WORK INSTRUCTIONS -
Write out every line of the data below exactly as it stands.

Element placement data
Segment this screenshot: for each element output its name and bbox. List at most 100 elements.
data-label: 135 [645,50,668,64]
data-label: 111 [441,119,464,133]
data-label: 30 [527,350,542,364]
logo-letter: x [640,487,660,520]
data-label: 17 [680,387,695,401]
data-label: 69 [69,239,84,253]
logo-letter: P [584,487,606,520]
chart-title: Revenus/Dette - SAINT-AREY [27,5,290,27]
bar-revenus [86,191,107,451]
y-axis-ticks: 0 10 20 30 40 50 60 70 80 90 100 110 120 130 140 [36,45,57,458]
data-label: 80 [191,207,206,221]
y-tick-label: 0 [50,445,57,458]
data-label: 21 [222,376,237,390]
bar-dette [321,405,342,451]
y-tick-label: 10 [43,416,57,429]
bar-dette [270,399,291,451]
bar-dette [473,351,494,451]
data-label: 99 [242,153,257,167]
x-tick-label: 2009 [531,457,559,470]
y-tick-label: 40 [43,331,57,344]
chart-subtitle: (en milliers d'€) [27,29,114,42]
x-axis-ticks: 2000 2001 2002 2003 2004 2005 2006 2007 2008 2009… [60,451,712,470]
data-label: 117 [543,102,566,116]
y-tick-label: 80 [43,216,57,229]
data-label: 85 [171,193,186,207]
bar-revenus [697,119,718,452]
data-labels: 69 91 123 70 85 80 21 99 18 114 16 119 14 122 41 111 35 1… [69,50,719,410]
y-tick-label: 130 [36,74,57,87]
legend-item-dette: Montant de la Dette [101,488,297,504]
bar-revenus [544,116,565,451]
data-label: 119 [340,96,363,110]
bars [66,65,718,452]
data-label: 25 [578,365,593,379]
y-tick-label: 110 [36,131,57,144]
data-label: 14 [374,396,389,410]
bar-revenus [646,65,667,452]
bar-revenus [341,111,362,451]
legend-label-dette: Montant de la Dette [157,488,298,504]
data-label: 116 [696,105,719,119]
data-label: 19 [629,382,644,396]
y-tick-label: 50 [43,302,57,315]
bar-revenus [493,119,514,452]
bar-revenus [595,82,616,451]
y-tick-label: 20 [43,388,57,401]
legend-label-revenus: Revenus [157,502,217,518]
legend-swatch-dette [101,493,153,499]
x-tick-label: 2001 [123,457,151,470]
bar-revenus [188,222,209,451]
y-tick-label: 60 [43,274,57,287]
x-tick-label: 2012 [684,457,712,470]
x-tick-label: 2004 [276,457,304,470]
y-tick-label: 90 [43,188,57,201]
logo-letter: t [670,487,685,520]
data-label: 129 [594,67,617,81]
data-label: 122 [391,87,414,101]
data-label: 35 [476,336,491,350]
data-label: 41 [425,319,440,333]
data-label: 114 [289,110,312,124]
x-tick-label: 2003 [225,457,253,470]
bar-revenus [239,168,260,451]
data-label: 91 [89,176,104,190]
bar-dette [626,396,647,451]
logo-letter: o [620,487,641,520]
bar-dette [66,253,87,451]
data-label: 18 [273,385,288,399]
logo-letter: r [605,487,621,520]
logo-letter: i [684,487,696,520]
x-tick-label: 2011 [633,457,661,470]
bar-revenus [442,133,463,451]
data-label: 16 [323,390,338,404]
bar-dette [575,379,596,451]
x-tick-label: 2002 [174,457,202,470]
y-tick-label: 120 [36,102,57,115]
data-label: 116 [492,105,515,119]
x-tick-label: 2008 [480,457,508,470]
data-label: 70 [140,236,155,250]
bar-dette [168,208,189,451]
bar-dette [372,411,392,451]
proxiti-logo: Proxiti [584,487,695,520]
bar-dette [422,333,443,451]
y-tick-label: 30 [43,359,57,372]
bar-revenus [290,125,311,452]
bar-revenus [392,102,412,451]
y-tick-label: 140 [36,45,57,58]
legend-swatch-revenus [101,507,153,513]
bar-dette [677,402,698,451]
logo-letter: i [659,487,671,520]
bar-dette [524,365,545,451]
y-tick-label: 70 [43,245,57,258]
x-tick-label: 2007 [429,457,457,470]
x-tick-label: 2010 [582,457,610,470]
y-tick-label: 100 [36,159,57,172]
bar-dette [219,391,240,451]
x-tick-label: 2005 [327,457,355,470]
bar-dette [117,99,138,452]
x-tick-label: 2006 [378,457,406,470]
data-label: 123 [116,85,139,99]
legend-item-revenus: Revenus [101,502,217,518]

EXPECTED ANSWER -
Segment this screenshot: for each element output its name and bbox. List at most 100 elements.
data-label: 135 [645,50,668,64]
data-label: 111 [441,119,464,133]
data-label: 30 [527,350,542,364]
logo-letter: x [640,487,660,520]
data-label: 17 [680,387,695,401]
data-label: 69 [69,239,84,253]
logo-letter: P [584,487,606,520]
chart-title: Revenus/Dette - SAINT-AREY [27,5,290,27]
bar-revenus [86,191,107,451]
y-axis-ticks: 0 10 20 30 40 50 60 70 80 90 100 110 120 130 140 [36,45,57,458]
data-label: 80 [191,207,206,221]
y-tick-label: 0 [50,445,57,458]
data-label: 21 [222,376,237,390]
bar-dette [321,405,342,451]
y-tick-label: 10 [43,416,57,429]
bar-dette [270,399,291,451]
bar-dette [473,351,494,451]
data-label: 99 [242,153,257,167]
x-tick-label: 2009 [531,457,559,470]
y-tick-label: 40 [43,331,57,344]
chart-subtitle: (en milliers d'€) [27,29,114,42]
x-axis-ticks: 2000 2001 2002 2003 2004 2005 2006 2007 2008 2009… [60,451,712,470]
data-label: 117 [543,102,566,116]
y-tick-label: 80 [43,216,57,229]
data-label: 85 [171,193,186,207]
bar-revenus [697,119,718,452]
data-labels: 69 91 123 70 85 80 21 99 18 114 16 119 14 122 41 111 35 1… [69,50,719,410]
y-tick-label: 130 [36,74,57,87]
legend-item-dette: Montant de la Dette [101,488,297,504]
bar-revenus [544,116,565,451]
data-label: 119 [340,96,363,110]
bars [66,65,718,452]
data-label: 25 [578,365,593,379]
y-tick-label: 110 [36,131,57,144]
data-label: 14 [374,396,389,410]
bar-revenus [646,65,667,452]
bar-revenus [341,111,362,451]
legend-label-dette: Montant de la Dette [157,488,298,504]
data-label: 116 [696,105,719,119]
data-label: 19 [629,382,644,396]
y-tick-label: 50 [43,302,57,315]
bar-revenus [493,119,514,452]
bar-revenus [595,82,616,451]
y-tick-label: 20 [43,388,57,401]
legend-label-revenus: Revenus [157,502,217,518]
legend-swatch-dette [101,493,153,499]
x-tick-label: 2001 [123,457,151,470]
bar-revenus [188,222,209,451]
y-tick-label: 60 [43,274,57,287]
x-tick-label: 2012 [684,457,712,470]
x-tick-label: 2004 [276,457,304,470]
y-tick-label: 90 [43,188,57,201]
logo-letter: t [670,487,685,520]
data-label: 129 [594,67,617,81]
data-label: 122 [391,87,414,101]
data-label: 35 [476,336,491,350]
data-label: 41 [425,319,440,333]
data-label: 114 [289,110,312,124]
x-tick-label: 2003 [225,457,253,470]
bar-revenus [239,168,260,451]
data-label: 91 [89,176,104,190]
bar-dette [626,396,647,451]
logo-letter: o [620,487,641,520]
bar-dette [66,253,87,451]
data-label: 18 [273,385,288,399]
logo-letter: r [605,487,621,520]
logo-letter: i [684,487,696,520]
x-tick-label: 2011 [633,457,661,470]
bar-revenus [442,133,463,451]
data-label: 16 [323,390,338,404]
bar-dette [575,379,596,451]
x-tick-label: 2002 [174,457,202,470]
y-tick-label: 120 [36,102,57,115]
data-label: 116 [492,105,515,119]
x-tick-label: 2008 [480,457,508,470]
data-label: 70 [140,236,155,250]
bar-dette [168,208,189,451]
bar-dette [372,411,392,451]
proxiti-logo: Proxiti [584,487,695,520]
bar-dette [422,333,443,451]
y-tick-label: 30 [43,359,57,372]
bar-revenus [290,125,311,452]
bar-revenus [392,102,412,451]
y-tick-label: 140 [36,45,57,58]
legend-swatch-revenus [101,507,153,513]
bar-dette [677,402,698,451]
logo-letter: i [659,487,671,520]
bar-dette [524,365,545,451]
y-tick-label: 70 [43,245,57,258]
x-tick-label: 2007 [429,457,457,470]
x-tick-label: 2010 [582,457,610,470]
y-tick-label: 100 [36,159,57,172]
bar-dette [219,391,240,451]
x-tick-label: 2005 [327,457,355,470]
bar-dette [117,99,138,452]
x-tick-label: 2006 [378,457,406,470]
data-label: 123 [116,85,139,99]
legend-item-revenus: Revenus [101,502,217,518]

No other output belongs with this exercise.